— Raw data —

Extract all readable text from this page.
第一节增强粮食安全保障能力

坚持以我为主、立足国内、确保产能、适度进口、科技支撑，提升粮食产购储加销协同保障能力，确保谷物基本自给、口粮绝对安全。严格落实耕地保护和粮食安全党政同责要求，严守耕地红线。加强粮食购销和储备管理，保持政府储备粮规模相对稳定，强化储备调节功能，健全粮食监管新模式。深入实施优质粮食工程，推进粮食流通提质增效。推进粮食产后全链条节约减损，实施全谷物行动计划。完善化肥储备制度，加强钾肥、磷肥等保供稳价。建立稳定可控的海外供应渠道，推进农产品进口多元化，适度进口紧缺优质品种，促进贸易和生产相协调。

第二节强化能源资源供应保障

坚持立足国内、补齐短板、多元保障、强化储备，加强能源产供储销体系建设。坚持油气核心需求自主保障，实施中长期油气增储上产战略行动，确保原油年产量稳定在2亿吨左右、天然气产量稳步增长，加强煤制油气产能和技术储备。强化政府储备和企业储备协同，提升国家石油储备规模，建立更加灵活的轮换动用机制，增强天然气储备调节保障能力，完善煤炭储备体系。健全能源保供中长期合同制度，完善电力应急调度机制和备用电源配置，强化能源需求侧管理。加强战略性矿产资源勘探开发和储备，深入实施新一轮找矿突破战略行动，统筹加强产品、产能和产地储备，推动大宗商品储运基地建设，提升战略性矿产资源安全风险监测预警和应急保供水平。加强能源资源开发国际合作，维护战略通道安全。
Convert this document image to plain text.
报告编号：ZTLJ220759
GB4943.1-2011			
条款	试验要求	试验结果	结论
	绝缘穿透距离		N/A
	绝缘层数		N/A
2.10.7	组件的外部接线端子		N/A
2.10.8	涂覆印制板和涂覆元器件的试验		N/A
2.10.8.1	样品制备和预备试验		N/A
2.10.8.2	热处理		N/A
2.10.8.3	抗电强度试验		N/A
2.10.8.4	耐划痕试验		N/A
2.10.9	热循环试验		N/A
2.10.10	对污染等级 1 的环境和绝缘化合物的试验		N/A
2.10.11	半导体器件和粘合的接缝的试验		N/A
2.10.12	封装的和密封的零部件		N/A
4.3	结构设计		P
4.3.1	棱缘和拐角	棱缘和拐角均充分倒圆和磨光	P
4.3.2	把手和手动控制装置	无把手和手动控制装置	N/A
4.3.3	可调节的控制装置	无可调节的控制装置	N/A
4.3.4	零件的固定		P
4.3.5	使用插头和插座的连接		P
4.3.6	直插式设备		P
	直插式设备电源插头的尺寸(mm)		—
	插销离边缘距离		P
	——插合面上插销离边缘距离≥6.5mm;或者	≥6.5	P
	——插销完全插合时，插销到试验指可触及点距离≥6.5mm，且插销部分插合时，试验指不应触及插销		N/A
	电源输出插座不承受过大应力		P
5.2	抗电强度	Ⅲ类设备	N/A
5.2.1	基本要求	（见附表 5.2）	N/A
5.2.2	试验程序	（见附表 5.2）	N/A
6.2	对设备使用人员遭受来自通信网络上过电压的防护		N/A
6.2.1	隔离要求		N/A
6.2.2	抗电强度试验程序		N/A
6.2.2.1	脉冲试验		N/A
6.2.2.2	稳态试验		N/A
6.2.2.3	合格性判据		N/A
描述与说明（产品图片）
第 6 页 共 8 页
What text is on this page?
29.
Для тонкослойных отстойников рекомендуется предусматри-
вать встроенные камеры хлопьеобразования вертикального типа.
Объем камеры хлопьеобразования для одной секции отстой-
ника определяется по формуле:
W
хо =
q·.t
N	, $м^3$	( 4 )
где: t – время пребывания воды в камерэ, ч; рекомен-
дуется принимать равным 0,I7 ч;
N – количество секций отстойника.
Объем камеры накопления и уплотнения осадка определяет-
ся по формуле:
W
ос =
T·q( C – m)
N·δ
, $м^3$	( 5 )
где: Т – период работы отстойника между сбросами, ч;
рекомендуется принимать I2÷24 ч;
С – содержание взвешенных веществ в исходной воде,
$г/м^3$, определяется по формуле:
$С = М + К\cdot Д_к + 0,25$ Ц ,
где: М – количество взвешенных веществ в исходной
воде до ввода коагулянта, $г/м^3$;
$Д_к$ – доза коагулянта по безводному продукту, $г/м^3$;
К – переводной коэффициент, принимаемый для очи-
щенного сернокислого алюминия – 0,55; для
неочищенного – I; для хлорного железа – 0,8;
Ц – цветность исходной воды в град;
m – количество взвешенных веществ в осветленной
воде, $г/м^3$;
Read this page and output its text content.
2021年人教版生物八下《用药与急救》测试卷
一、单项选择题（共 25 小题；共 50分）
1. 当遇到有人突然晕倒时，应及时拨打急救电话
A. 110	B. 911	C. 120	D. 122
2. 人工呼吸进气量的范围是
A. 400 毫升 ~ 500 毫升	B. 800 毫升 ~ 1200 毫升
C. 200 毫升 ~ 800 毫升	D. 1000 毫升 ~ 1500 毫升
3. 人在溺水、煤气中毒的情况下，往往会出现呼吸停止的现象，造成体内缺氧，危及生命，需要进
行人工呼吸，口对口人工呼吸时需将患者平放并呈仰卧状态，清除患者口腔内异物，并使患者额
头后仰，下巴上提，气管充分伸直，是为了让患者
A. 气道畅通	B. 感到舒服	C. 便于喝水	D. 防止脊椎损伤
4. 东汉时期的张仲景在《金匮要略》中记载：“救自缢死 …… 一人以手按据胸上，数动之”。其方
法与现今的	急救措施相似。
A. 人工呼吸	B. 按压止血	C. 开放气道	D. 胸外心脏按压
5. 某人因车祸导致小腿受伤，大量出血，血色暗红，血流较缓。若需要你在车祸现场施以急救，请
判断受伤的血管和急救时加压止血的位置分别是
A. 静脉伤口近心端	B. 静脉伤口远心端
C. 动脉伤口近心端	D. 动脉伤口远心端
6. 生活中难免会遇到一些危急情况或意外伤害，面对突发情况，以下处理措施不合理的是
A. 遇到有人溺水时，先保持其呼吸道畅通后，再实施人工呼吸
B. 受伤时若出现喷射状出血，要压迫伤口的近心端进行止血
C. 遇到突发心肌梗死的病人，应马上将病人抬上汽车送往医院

— Aim of the exercise —
Scan the material above for the string "рекомендуется" and return the lines that hold it.

— Response below —
Для тонкослойных отстойников рекомендуется предусматри-
рекомендуется принимать I2÷24 ч;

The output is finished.